**Set problem**
Set all the material down again unchanged, without the pictures.

**Input material**
***
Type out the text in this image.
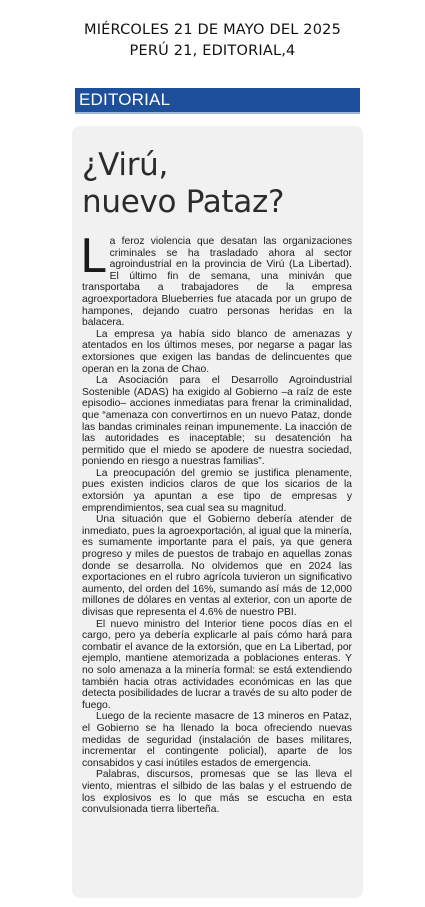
MIÉRCOLES 21 DE MAYO DEL 2025
PERÚ 21, EDITORIAL,4
EDITORIAL
¿Virú,
nuevo Pataz?

La feroz violencia que desatan las organizaciones criminales se ha trasladado ahora al sector agroindustrial en la provincia de Virú (La Libertad). El último fin de semana, una miniván que transportaba a trabajadores de la empresa agroexportadora Blueberries fue atacada por un grupo de hampones, dejando cuatro personas heridas en la balacera.

La empresa ya había sido blanco de amenazas y atentados en los últimos meses, por negarse a pagar las extorsiones que exigen las bandas de delincuentes que operan en la zona de Chao.

La Asociación para el Desarrollo Agroindustrial Sostenible (ADAS) ha exigido al Gobierno –a raíz de este episodio– acciones inmediatas para frenar la criminalidad, que “amenaza con convertirnos en un nuevo Pataz, donde las bandas criminales reinan impunemente. La inacción de las autoridades es inaceptable; su desatención ha permitido que el miedo se apodere de nuestra sociedad, poniendo en riesgo a nuestras familias”.

La preocupación del gremio se justifica plenamente, pues existen indicios claros de que los sicarios de la extorsión ya apuntan a ese tipo de empresas y emprendimientos, sea cual sea su magnitud.

Una situación que el Gobierno debería atender de inmediato, pues la agroexportación, al igual que la minería, es sumamente importante para el país, ya que genera progreso y miles de puestos de trabajo en aquellas zonas donde se desarrolla. No olvidemos que en 2024 las exportaciones en el rubro agrícola tuvieron un significativo aumento, del orden del 16%, sumando así más de 12,000 millones de dólares en ventas al exterior, con un aporte de divisas que representa el 4.6% de nuestro PBI.

El nuevo ministro del Interior tiene pocos días en el cargo, pero ya debería explicarle al país cómo hará para combatir el avance de la extorsión, que en La Libertad, por ejemplo, mantiene atemorizada a poblaciones enteras. Y no solo amenaza a la minería formal: se está extendiendo también hacia otras actividades económicas en las que detecta posibilidades de lucrar a través de su alto poder de fuego.

Luego de la reciente masacre de 13 mineros en Pataz, el Gobierno se ha llenado la boca ofreciendo nuevas medidas de seguridad (instalación de bases militares, incrementar el contingente policial), aparte de los consabidos y casi inútiles estados de emergencia.

Palabras, discursos, promesas que se las lleva el viento, mientras el silbido de las balas y el estruendo de los explosivos es lo que más se escucha en esta convulsionada tierra liberteña.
***
**Finished task**
Type out the text in this image.
MIÉRCOLES 21 DE MAYO DEL 2025
PERÚ 21, EDITORIAL,4
EDITORIAL
¿Virú,
nuevo Pataz?

La feroz violencia que desatan las organizaciones criminales se ha trasladado ahora al sector agroindustrial en la provincia de Virú (La Libertad). El último fin de semana, una miniván que transportaba a trabajadores de la empresa agroexportadora Blueberries fue atacada por un grupo de hampones, dejando cuatro personas heridas en la balacera.

La empresa ya había sido blanco de amenazas y atentados en los últimos meses, por negarse a pagar las extorsiones que exigen las bandas de delincuentes que operan en la zona de Chao.

La Asociación para el Desarrollo Agroindustrial Sostenible (ADAS) ha exigido al Gobierno –a raíz de este episodio– acciones inmediatas para frenar la criminalidad, que “amenaza con convertirnos en un nuevo Pataz, donde las bandas criminales reinan impunemente. La inacción de las autoridades es inaceptable; su desatención ha permitido que el miedo se apodere de nuestra sociedad, poniendo en riesgo a nuestras familias”.

La preocupación del gremio se justifica plenamente, pues existen indicios claros de que los sicarios de la extorsión ya apuntan a ese tipo de empresas y emprendimientos, sea cual sea su magnitud.

Una situación que el Gobierno debería atender de inmediato, pues la agroexportación, al igual que la minería, es sumamente importante para el país, ya que genera progreso y miles de puestos de trabajo en aquellas zonas donde se desarrolla. No olvidemos que en 2024 las exportaciones en el rubro agrícola tuvieron un significativo aumento, del orden del 16%, sumando así más de 12,000 millones de dólares en ventas al exterior, con un aporte de divisas que representa el 4.6% de nuestro PBI.

El nuevo ministro del Interior tiene pocos días en el cargo, pero ya debería explicarle al país cómo hará para combatir el avance de la extorsión, que en La Libertad, por ejemplo, mantiene atemorizada a poblaciones enteras. Y no solo amenaza a la minería formal: se está extendiendo también hacia otras actividades económicas en las que detecta posibilidades de lucrar a través de su alto poder de fuego.

Luego de la reciente masacre de 13 mineros en Pataz, el Gobierno se ha llenado la boca ofreciendo nuevas medidas de seguridad (instalación de bases militares, incrementar el contingente policial), aparte de los consabidos y casi inútiles estados de emergencia.

Palabras, discursos, promesas que se las lleva el viento, mientras el silbido de las balas y el estruendo de los explosivos es lo que más se escucha en esta convulsionada tierra liberteña.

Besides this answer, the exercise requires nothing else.